• **Task objective**: Your task is to transcribe the data in full.

• **Items**:
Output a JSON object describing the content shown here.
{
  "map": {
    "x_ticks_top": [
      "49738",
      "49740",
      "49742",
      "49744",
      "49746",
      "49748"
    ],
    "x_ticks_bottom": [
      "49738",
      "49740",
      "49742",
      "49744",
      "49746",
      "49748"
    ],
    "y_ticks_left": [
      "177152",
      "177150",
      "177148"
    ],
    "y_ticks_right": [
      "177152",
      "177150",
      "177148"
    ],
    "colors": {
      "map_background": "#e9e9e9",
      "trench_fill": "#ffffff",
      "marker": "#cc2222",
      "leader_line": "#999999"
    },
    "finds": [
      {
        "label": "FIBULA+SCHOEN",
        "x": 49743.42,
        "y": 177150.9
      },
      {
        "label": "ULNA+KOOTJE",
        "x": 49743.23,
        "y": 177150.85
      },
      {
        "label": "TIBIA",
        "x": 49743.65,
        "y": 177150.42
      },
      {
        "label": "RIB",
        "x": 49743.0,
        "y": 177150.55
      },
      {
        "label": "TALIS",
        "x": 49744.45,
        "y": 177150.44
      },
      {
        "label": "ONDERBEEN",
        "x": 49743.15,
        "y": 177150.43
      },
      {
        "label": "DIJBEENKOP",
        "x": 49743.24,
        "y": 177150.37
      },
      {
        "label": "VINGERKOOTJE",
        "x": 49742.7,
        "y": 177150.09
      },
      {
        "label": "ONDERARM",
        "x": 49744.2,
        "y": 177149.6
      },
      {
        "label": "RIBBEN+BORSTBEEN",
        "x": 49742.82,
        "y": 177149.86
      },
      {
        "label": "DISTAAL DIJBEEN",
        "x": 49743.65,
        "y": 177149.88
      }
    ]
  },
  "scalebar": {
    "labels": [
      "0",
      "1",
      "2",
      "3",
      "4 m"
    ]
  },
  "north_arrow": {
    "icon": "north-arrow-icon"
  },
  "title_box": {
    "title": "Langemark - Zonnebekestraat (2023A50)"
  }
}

• **Full output**:
Output a JSON object describing the content shown here.
{
  "map": {
    "x_ticks_top": [
      "49738",
      "49740",
      "49742",
      "49744",
      "49746",
      "49748"
    ],
    "x_ticks_bottom": [
      "49738",
      "49740",
      "49742",
      "49744",
      "49746",
      "49748"
    ],
    "y_ticks_left": [
      "177152",
      "177150",
      "177148"
    ],
    "y_ticks_right": [
      "177152",
      "177150",
      "177148"
    ],
    "colors": {
      "map_background": "#e9e9e9",
      "trench_fill": "#ffffff",
      "marker": "#cc2222",
      "leader_line": "#999999"
    },
    "finds": [
      {
        "label": "FIBULA+SCHOEN",
        "x": 49743.42,
        "y": 177150.9
      },
      {
        "label": "ULNA+KOOTJE",
        "x": 49743.23,
        "y": 177150.85
      },
      {
        "label": "TIBIA",
        "x": 49743.65,
        "y": 177150.42
      },
      {
        "label": "RIB",
        "x": 49743.0,
        "y": 177150.55
      },
      {
        "label": "TALIS",
        "x": 49744.45,
        "y": 177150.44
      },
      {
        "label": "ONDERBEEN",
        "x": 49743.15,
        "y": 177150.43
      },
      {
        "label": "DIJBEENKOP",
        "x": 49743.24,
        "y": 177150.37
      },
      {
        "label": "VINGERKOOTJE",
        "x": 49742.7,
        "y": 177150.09
      },
      {
        "label": "ONDERARM",
        "x": 49744.2,
        "y": 177149.6
      },
      {
        "label": "RIBBEN+BORSTBEEN",
        "x": 49742.82,
        "y": 177149.86
      },
      {
        "label": "DISTAAL DIJBEEN",
        "x": 49743.65,
        "y": 177149.88
      }
    ]
  },
  "scalebar": {
    "labels": [
      "0",
      "1",
      "2",
      "3",
      "4 m"
    ]
  },
  "north_arrow": {
    "icon": "north-arrow-icon"
  },
  "title_box": {
    "title": "Langemark - Zonnebekestraat (2023A50)"
  }
}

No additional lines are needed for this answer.